*** Data for this task

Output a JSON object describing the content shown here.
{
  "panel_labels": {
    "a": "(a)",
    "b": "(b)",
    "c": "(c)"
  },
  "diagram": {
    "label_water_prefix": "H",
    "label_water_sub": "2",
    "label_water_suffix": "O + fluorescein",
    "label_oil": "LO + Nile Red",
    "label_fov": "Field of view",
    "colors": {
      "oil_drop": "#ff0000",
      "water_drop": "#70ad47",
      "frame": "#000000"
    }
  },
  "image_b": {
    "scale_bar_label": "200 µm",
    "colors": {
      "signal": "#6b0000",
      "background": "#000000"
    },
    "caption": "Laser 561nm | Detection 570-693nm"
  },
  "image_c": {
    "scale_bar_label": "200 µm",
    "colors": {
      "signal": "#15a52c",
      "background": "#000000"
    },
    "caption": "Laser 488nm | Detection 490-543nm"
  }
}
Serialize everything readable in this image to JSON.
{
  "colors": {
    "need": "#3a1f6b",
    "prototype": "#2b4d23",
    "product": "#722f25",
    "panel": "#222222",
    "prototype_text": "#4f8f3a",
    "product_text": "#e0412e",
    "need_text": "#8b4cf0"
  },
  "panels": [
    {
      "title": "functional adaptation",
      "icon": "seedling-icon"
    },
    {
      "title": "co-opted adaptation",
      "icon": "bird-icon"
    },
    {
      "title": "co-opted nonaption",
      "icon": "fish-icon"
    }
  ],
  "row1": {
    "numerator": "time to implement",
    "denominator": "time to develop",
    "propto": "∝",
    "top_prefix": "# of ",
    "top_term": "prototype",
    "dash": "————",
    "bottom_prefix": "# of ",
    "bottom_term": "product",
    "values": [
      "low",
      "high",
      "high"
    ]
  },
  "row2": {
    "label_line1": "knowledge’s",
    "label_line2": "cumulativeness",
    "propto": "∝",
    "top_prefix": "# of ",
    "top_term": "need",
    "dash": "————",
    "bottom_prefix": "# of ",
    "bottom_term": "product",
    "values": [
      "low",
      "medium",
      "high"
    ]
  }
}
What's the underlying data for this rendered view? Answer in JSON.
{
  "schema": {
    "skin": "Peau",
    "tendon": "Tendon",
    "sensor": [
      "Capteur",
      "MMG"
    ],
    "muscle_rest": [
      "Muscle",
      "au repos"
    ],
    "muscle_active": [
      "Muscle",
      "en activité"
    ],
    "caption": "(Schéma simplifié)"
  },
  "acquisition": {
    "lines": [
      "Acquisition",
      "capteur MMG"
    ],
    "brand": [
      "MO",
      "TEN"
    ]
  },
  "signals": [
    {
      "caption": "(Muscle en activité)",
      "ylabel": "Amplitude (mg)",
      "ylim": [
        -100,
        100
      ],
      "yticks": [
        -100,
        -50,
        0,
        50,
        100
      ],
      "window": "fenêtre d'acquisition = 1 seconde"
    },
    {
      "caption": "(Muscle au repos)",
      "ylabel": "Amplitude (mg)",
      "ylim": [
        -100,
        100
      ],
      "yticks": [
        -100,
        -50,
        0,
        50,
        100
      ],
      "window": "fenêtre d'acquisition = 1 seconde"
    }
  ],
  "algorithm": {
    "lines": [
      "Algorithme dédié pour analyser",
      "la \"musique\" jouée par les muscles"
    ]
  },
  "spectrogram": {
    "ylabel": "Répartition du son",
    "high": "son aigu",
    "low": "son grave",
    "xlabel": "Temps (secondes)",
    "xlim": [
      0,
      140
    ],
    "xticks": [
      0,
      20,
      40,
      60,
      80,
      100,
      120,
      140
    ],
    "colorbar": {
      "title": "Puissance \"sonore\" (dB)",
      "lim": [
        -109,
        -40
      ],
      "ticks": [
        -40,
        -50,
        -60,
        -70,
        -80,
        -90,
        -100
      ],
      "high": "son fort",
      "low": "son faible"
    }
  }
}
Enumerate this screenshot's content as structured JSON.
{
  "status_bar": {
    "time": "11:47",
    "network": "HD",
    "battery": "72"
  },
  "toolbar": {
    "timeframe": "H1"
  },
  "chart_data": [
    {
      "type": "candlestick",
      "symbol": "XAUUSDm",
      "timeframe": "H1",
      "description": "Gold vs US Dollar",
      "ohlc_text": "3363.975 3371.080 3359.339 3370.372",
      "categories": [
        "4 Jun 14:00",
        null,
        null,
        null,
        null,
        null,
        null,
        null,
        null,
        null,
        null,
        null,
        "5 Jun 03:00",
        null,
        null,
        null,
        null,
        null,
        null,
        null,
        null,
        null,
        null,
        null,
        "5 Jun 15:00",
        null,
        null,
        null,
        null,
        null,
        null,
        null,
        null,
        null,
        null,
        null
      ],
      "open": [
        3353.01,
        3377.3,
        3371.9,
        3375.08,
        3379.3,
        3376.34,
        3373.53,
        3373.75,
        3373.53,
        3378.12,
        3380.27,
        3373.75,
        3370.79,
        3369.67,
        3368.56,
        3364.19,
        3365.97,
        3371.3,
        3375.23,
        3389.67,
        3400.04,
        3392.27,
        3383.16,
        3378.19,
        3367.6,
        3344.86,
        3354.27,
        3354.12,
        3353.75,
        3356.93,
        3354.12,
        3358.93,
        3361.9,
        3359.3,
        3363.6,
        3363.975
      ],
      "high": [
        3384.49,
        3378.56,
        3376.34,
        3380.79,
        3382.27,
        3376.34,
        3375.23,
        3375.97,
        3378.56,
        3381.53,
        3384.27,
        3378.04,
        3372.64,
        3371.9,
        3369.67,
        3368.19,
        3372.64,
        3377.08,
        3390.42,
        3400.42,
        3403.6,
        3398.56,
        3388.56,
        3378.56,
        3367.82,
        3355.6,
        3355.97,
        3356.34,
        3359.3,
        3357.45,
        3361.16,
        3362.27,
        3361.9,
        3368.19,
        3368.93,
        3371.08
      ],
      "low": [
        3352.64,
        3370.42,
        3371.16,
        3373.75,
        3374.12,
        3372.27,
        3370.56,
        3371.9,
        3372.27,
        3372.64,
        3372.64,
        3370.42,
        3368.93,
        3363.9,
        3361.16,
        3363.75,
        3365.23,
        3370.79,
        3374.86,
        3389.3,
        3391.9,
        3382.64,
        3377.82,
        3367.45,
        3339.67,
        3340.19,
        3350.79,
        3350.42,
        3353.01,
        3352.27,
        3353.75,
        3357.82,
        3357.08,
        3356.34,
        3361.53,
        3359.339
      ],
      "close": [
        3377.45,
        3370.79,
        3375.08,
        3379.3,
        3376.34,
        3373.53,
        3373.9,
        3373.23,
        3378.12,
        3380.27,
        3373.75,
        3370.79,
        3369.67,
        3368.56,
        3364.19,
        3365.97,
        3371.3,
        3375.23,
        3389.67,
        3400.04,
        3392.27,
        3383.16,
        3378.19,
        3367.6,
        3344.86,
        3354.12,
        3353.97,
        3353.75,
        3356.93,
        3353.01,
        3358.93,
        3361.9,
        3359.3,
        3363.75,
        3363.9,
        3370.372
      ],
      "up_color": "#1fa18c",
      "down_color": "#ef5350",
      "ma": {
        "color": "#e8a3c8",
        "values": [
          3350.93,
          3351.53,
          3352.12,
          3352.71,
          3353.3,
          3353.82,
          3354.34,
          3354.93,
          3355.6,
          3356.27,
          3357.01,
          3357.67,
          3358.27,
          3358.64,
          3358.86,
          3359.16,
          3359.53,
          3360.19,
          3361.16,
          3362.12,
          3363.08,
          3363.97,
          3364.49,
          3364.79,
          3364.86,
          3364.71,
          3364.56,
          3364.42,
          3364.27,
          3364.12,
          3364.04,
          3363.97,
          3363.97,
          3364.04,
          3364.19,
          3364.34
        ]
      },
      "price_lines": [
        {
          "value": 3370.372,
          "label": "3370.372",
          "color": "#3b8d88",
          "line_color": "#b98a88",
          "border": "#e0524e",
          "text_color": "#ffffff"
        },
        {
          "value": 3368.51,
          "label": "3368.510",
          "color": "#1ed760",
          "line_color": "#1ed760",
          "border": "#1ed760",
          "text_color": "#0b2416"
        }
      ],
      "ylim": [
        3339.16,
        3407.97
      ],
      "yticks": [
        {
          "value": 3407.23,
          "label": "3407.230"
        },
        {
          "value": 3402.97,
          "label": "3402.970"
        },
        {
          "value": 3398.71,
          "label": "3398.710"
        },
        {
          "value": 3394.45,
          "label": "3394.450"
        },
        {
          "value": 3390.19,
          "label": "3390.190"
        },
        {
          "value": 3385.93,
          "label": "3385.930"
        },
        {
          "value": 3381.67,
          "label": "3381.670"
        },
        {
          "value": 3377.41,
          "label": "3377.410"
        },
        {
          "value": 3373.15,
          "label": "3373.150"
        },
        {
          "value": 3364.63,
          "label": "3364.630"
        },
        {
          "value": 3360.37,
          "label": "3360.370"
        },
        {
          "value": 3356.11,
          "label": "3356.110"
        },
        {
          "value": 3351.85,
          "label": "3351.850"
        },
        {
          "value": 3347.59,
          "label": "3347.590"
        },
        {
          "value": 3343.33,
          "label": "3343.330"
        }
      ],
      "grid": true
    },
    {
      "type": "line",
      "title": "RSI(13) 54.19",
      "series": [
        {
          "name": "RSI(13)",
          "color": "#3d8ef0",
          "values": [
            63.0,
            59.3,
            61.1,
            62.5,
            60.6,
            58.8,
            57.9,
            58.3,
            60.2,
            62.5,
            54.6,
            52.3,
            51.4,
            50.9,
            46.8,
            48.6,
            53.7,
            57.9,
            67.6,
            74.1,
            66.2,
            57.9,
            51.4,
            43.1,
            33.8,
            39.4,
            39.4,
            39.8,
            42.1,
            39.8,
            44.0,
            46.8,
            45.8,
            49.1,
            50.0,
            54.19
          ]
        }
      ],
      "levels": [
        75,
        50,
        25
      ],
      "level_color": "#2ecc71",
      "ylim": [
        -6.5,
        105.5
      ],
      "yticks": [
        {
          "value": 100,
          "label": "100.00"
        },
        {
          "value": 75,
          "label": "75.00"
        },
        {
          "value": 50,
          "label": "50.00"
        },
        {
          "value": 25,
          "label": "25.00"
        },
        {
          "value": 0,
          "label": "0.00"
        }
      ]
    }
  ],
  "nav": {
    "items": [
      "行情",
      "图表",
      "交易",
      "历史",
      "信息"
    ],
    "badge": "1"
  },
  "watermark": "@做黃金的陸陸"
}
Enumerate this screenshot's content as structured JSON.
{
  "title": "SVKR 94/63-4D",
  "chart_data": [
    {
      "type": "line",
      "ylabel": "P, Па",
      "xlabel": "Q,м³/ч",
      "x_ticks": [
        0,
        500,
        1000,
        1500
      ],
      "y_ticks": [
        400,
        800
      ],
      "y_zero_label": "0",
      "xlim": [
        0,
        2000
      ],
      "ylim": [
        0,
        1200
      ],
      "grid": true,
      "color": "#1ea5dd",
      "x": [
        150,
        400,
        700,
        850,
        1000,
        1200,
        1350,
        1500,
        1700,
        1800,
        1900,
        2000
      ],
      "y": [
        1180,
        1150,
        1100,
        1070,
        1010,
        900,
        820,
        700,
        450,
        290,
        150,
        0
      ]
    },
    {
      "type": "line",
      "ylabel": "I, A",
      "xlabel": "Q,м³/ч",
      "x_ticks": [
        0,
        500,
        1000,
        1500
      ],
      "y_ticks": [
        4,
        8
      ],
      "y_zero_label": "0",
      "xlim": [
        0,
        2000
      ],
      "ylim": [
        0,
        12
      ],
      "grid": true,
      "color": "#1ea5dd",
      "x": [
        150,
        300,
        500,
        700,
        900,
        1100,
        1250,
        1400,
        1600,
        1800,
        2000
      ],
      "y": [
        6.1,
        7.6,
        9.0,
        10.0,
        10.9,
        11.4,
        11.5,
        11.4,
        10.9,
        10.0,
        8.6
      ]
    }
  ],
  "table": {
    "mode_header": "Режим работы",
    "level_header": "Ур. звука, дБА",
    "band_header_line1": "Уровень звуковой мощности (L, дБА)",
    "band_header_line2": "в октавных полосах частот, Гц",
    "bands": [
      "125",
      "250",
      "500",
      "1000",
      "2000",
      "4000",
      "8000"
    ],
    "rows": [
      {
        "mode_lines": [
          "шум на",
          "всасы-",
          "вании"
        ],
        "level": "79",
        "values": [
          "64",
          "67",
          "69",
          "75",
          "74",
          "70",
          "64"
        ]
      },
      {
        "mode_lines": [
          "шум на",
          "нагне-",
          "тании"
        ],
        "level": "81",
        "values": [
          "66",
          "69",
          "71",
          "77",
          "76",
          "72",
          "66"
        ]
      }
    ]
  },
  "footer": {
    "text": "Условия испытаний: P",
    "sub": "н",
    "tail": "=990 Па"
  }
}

******

Search the preceding listing for "icon" and extract every line where it is found.

      "icon": "seedling-icon"
      "icon": "bird-icon"
      "icon": "fish-icon"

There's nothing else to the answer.